_What is needed_
Repeat each record below exactly, dropping the pictures.

_Dataset items_
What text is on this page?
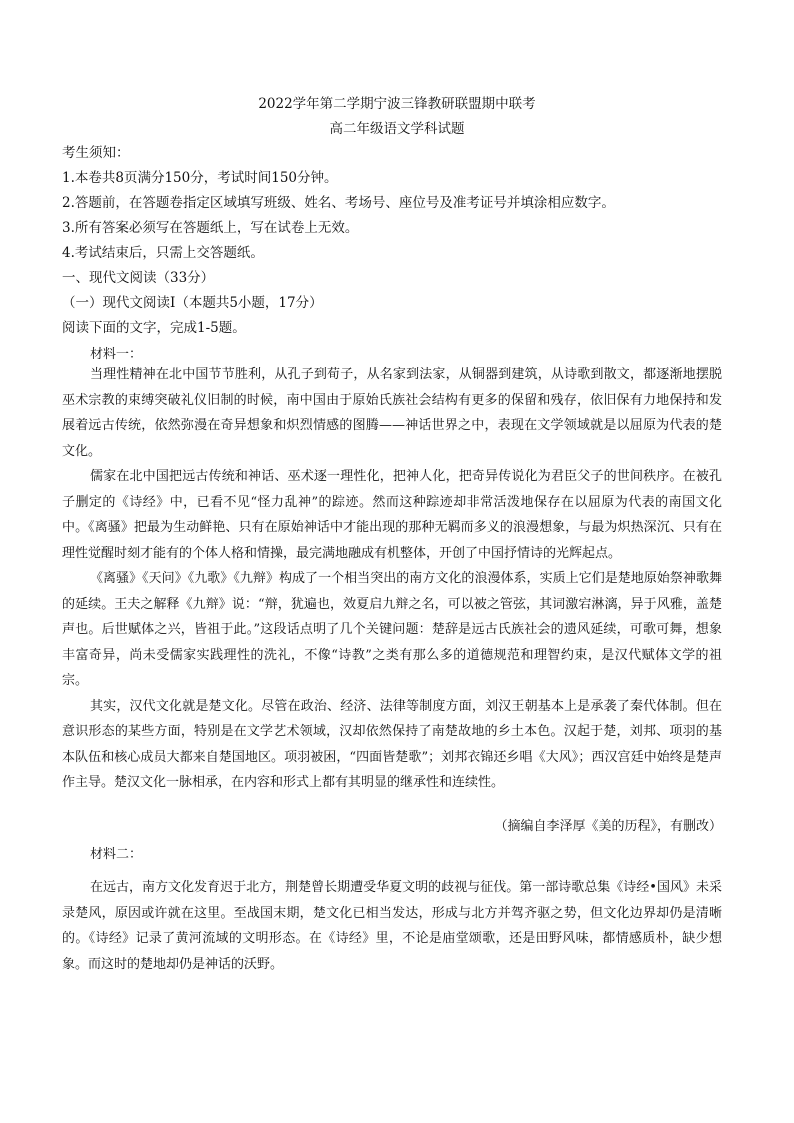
2022学年第二学期宁波三锋教研联盟期中联考
高二年级语文学科试题
考生须知：
1.本卷共8页满分150分，考试时间150分钟。
2.答题前，在答题卷指定区域填写班级、姓名、考场号、座位号及准考证号并填涂相应数字。
3.所有答案必须写在答题纸上，写在试卷上无效。
4.考试结束后，只需上交答题纸。
一、现代文阅读（33分）
（一）现代文阅读Ⅰ（本题共5小题，17分）
阅读下面的文字，完成1-5题。
材料一：

当理性精神在北中国节节胜利，从孔子到荀子，从名家到法家，从铜器到建筑，从诗歌到散文，都逐渐地摆脱巫术宗教的束缚突破礼仪旧制的时候，南中国由于原始氏族社会结构有更多的保留和残存，依旧保有力地保持和发展着远古传统，依然弥漫在奇异想象和炽烈情感的图腾——神话世界之中，表现在文学领域就是以屈原为代表的楚文化。

儒家在北中国把远古传统和神话、巫术逐一理性化，把神人化，把奇异传说化为君臣父子的世间秩序。在被孔子删定的《诗经》中，已看不见“怪力乱神”的踪迹。然而这种踪迹却非常活泼地保存在以屈原为代表的南国文化中。《离骚》把最为生动鲜艳、只有在原始神话中才能出现的那种无羁而多义的浪漫想象，与最为炽热深沉、只有在理性觉醒时刻才能有的个体人格和情操，最完满地融成有机整体，开创了中国抒情诗的光辉起点。

《离骚》《天问》《九歌》《九辩》构成了一个相当突出的南方文化的浪漫体系，实质上它们是楚地原始祭神歌舞的延续。王夫之解释《九辩》说：“辩，犹遍也，效夏启九辩之名，可以被之管弦，其词激宕淋漓，异于风雅，盖楚声也。后世赋体之兴，皆祖于此。”这段话点明了几个关键问题：楚辞是远古氏族社会的遗风延续，可歌可舞，想象丰富奇异，尚未受儒家实践理性的洗礼，不像“诗教”之类有那么多的道德规范和理智约束，是汉代赋体文学的祖宗。

其实，汉代文化就是楚文化。尽管在政治、经济、法律等制度方面，刘汉王朝基本上是承袭了秦代体制。但在意识形态的某些方面，特别是在文学艺术领域，汉却依然保持了南楚故地的乡土本色。汉起于楚，刘邦、项羽的基本队伍和核心成员大都来自楚国地区。项羽被困，“四面皆楚歌”；刘邦衣锦还乡唱《大风》；西汉宫廷中始终是楚声作主导。楚汉文化一脉相承，在内容和形式上都有其明显的继承性和连续性。

（摘编自李泽厚《美的历程》，有删改）
材料二：

在远古，南方文化发育迟于北方，荆楚曾长期遭受华夏文明的歧视与征伐。第一部诗歌总集《诗经•国风》未采录楚风，原因或许就在这里。至战国末期，楚文化已相当发达，形成与北方并驾齐驱之势，但文化边界却仍是清晰的。《诗经》记录了黄河流域的文明形态。在《诗经》里，不论是庙堂颂歌，还是田野风味，都情感质朴，缺少想象。而这时的楚地却仍是神话的沃野。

_Answer to the task_
What text is on this page?
2022学年第二学期宁波三锋教研联盟期中联考
高二年级语文学科试题
考生须知：
1.本卷共8页满分150分，考试时间150分钟。
2.答题前，在答题卷指定区域填写班级、姓名、考场号、座位号及准考证号并填涂相应数字。
3.所有答案必须写在答题纸上，写在试卷上无效。
4.考试结束后，只需上交答题纸。
一、现代文阅读（33分）
（一）现代文阅读Ⅰ（本题共5小题，17分）
阅读下面的文字，完成1-5题。
材料一：

当理性精神在北中国节节胜利，从孔子到荀子，从名家到法家，从铜器到建筑，从诗歌到散文，都逐渐地摆脱巫术宗教的束缚突破礼仪旧制的时候，南中国由于原始氏族社会结构有更多的保留和残存，依旧保有力地保持和发展着远古传统，依然弥漫在奇异想象和炽烈情感的图腾——神话世界之中，表现在文学领域就是以屈原为代表的楚文化。

儒家在北中国把远古传统和神话、巫术逐一理性化，把神人化，把奇异传说化为君臣父子的世间秩序。在被孔子删定的《诗经》中，已看不见“怪力乱神”的踪迹。然而这种踪迹却非常活泼地保存在以屈原为代表的南国文化中。《离骚》把最为生动鲜艳、只有在原始神话中才能出现的那种无羁而多义的浪漫想象，与最为炽热深沉、只有在理性觉醒时刻才能有的个体人格和情操，最完满地融成有机整体，开创了中国抒情诗的光辉起点。

《离骚》《天问》《九歌》《九辩》构成了一个相当突出的南方文化的浪漫体系，实质上它们是楚地原始祭神歌舞的延续。王夫之解释《九辩》说：“辩，犹遍也，效夏启九辩之名，可以被之管弦，其词激宕淋漓，异于风雅，盖楚声也。后世赋体之兴，皆祖于此。”这段话点明了几个关键问题：楚辞是远古氏族社会的遗风延续，可歌可舞，想象丰富奇异，尚未受儒家实践理性的洗礼，不像“诗教”之类有那么多的道德规范和理智约束，是汉代赋体文学的祖宗。

其实，汉代文化就是楚文化。尽管在政治、经济、法律等制度方面，刘汉王朝基本上是承袭了秦代体制。但在意识形态的某些方面，特别是在文学艺术领域，汉却依然保持了南楚故地的乡土本色。汉起于楚，刘邦、项羽的基本队伍和核心成员大都来自楚国地区。项羽被困，“四面皆楚歌”；刘邦衣锦还乡唱《大风》；西汉宫廷中始终是楚声作主导。楚汉文化一脉相承，在内容和形式上都有其明显的继承性和连续性。

（摘编自李泽厚《美的历程》，有删改）
材料二：

在远古，南方文化发育迟于北方，荆楚曾长期遭受华夏文明的歧视与征伐。第一部诗歌总集《诗经•国风》未采录楚风，原因或许就在这里。至战国末期，楚文化已相当发达，形成与北方并驾齐驱之势，但文化边界却仍是清晰的。《诗经》记录了黄河流域的文明形态。在《诗经》里，不论是庙堂颂歌，还是田野风味，都情感质朴，缺少想象。而这时的楚地却仍是神话的沃野。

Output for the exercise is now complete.